(Data to use begins)
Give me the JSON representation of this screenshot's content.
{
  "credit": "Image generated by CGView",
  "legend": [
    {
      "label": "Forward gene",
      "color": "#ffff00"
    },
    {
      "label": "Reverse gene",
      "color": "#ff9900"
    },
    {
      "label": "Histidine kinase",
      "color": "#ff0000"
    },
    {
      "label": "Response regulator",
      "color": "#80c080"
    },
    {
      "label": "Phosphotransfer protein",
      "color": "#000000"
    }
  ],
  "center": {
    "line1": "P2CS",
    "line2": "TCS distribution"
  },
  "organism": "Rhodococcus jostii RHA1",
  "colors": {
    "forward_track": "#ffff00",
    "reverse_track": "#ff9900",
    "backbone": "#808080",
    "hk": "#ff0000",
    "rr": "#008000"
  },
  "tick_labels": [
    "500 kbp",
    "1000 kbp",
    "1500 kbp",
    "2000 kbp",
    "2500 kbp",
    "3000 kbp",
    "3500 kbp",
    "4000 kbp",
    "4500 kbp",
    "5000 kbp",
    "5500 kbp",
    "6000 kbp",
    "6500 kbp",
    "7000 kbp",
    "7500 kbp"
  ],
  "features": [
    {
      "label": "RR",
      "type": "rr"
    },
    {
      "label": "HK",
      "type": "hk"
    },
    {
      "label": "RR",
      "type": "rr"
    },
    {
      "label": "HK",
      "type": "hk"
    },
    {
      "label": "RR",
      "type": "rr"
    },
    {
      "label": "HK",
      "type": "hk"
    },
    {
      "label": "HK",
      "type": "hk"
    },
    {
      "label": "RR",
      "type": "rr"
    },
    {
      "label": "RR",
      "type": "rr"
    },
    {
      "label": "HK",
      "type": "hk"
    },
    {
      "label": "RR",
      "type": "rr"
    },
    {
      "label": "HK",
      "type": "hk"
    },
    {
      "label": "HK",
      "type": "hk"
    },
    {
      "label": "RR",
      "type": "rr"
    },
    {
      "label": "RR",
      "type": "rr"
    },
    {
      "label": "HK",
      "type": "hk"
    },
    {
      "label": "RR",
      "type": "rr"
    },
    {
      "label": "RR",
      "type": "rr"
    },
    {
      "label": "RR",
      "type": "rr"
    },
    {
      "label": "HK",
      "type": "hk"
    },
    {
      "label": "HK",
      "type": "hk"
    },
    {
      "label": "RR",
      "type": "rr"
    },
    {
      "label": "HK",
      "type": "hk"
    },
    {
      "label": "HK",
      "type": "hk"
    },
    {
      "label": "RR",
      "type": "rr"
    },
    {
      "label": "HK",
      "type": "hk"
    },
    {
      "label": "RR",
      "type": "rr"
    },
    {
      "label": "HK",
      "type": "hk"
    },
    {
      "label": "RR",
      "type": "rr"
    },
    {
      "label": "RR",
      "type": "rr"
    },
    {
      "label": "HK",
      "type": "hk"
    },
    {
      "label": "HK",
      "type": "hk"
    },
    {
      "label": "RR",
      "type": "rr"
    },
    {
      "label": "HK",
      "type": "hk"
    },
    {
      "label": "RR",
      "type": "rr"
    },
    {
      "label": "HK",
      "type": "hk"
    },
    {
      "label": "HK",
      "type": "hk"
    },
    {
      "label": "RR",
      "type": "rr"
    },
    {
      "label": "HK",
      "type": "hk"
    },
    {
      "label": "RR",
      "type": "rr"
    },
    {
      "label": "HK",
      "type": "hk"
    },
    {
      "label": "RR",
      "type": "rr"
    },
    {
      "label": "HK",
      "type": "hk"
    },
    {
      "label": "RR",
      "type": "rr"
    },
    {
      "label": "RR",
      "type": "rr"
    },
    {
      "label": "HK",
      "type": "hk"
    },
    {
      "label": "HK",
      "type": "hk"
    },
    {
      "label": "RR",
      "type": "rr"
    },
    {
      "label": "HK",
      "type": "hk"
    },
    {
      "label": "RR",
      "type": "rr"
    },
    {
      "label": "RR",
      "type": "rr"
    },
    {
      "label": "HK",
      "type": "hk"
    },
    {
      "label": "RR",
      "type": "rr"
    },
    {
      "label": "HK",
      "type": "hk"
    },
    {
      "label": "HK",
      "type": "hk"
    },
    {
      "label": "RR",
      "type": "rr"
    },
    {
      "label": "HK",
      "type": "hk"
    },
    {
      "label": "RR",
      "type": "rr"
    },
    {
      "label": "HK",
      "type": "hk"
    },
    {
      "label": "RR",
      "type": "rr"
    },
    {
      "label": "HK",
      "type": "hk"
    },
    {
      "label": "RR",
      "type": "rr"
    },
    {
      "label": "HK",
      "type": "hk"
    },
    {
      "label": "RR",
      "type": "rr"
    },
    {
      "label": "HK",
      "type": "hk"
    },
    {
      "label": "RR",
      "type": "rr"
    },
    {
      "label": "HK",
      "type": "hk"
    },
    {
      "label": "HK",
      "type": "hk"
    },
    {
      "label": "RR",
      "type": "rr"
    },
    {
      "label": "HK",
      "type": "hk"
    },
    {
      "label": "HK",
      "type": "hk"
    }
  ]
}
(Data to use ends)
Task brief.
Repeat each record above precisely as written.

Response to this task.
Give me the JSON representation of this screenshot's content.
{
  "credit": "Image generated by CGView",
  "legend": [
    {
      "label": "Forward gene",
      "color": "#ffff00"
    },
    {
      "label": "Reverse gene",
      "color": "#ff9900"
    },
    {
      "label": "Histidine kinase",
      "color": "#ff0000"
    },
    {
      "label": "Response regulator",
      "color": "#80c080"
    },
    {
      "label": "Phosphotransfer protein",
      "color": "#000000"
    }
  ],
  "center": {
    "line1": "P2CS",
    "line2": "TCS distribution"
  },
  "organism": "Rhodococcus jostii RHA1",
  "colors": {
    "forward_track": "#ffff00",
    "reverse_track": "#ff9900",
    "backbone": "#808080",
    "hk": "#ff0000",
    "rr": "#008000"
  },
  "tick_labels": [
    "500 kbp",
    "1000 kbp",
    "1500 kbp",
    "2000 kbp",
    "2500 kbp",
    "3000 kbp",
    "3500 kbp",
    "4000 kbp",
    "4500 kbp",
    "5000 kbp",
    "5500 kbp",
    "6000 kbp",
    "6500 kbp",
    "7000 kbp",
    "7500 kbp"
  ],
  "features": [
    {
      "label": "RR",
      "type": "rr"
    },
    {
      "label": "HK",
      "type": "hk"
    },
    {
      "label": "RR",
      "type": "rr"
    },
    {
      "label": "HK",
      "type": "hk"
    },
    {
      "label": "RR",
      "type": "rr"
    },
    {
      "label": "HK",
      "type": "hk"
    },
    {
      "label": "HK",
      "type": "hk"
    },
    {
      "label": "RR",
      "type": "rr"
    },
    {
      "label": "RR",
      "type": "rr"
    },
    {
      "label": "HK",
      "type": "hk"
    },
    {
      "label": "RR",
      "type": "rr"
    },
    {
      "label": "HK",
      "type": "hk"
    },
    {
      "label": "HK",
      "type": "hk"
    },
    {
      "label": "RR",
      "type": "rr"
    },
    {
      "label": "RR",
      "type": "rr"
    },
    {
      "label": "HK",
      "type": "hk"
    },
    {
      "label": "RR",
      "type": "rr"
    },
    {
      "label": "RR",
      "type": "rr"
    },
    {
      "label": "RR",
      "type": "rr"
    },
    {
      "label": "HK",
      "type": "hk"
    },
    {
      "label": "HK",
      "type": "hk"
    },
    {
      "label": "RR",
      "type": "rr"
    },
    {
      "label": "HK",
      "type": "hk"
    },
    {
      "label": "HK",
      "type": "hk"
    },
    {
      "label": "RR",
      "type": "rr"
    },
    {
      "label": "HK",
      "type": "hk"
    },
    {
      "label": "RR",
      "type": "rr"
    },
    {
      "label": "HK",
      "type": "hk"
    },
    {
      "label": "RR",
      "type": "rr"
    },
    {
      "label": "RR",
      "type": "rr"
    },
    {
      "label": "HK",
      "type": "hk"
    },
    {
      "label": "HK",
      "type": "hk"
    },
    {
      "label": "RR",
      "type": "rr"
    },
    {
      "label": "HK",
      "type": "hk"
    },
    {
      "label": "RR",
      "type": "rr"
    },
    {
      "label": "HK",
      "type": "hk"
    },
    {
      "label": "HK",
      "type": "hk"
    },
    {
      "label": "RR",
      "type": "rr"
    },
    {
      "label": "HK",
      "type": "hk"
    },
    {
      "label": "RR",
      "type": "rr"
    },
    {
      "label": "HK",
      "type": "hk"
    },
    {
      "label": "RR",
      "type": "rr"
    },
    {
      "label": "HK",
      "type": "hk"
    },
    {
      "label": "RR",
      "type": "rr"
    },
    {
      "label": "RR",
      "type": "rr"
    },
    {
      "label": "HK",
      "type": "hk"
    },
    {
      "label": "HK",
      "type": "hk"
    },
    {
      "label": "RR",
      "type": "rr"
    },
    {
      "label": "HK",
      "type": "hk"
    },
    {
      "label": "RR",
      "type": "rr"
    },
    {
      "label": "RR",
      "type": "rr"
    },
    {
      "label": "HK",
      "type": "hk"
    },
    {
      "label": "RR",
      "type": "rr"
    },
    {
      "label": "HK",
      "type": "hk"
    },
    {
      "label": "HK",
      "type": "hk"
    },
    {
      "label": "RR",
      "type": "rr"
    },
    {
      "label": "HK",
      "type": "hk"
    },
    {
      "label": "RR",
      "type": "rr"
    },
    {
      "label": "HK",
      "type": "hk"
    },
    {
      "label": "RR",
      "type": "rr"
    },
    {
      "label": "HK",
      "type": "hk"
    },
    {
      "label": "RR",
      "type": "rr"
    },
    {
      "label": "HK",
      "type": "hk"
    },
    {
      "label": "RR",
      "type": "rr"
    },
    {
      "label": "HK",
      "type": "hk"
    },
    {
      "label": "RR",
      "type": "rr"
    },
    {
      "label": "HK",
      "type": "hk"
    },
    {
      "label": "HK",
      "type": "hk"
    },
    {
      "label": "RR",
      "type": "rr"
    },
    {
      "label": "HK",
      "type": "hk"
    },
    {
      "label": "HK",
      "type": "hk"
    }
  ]
}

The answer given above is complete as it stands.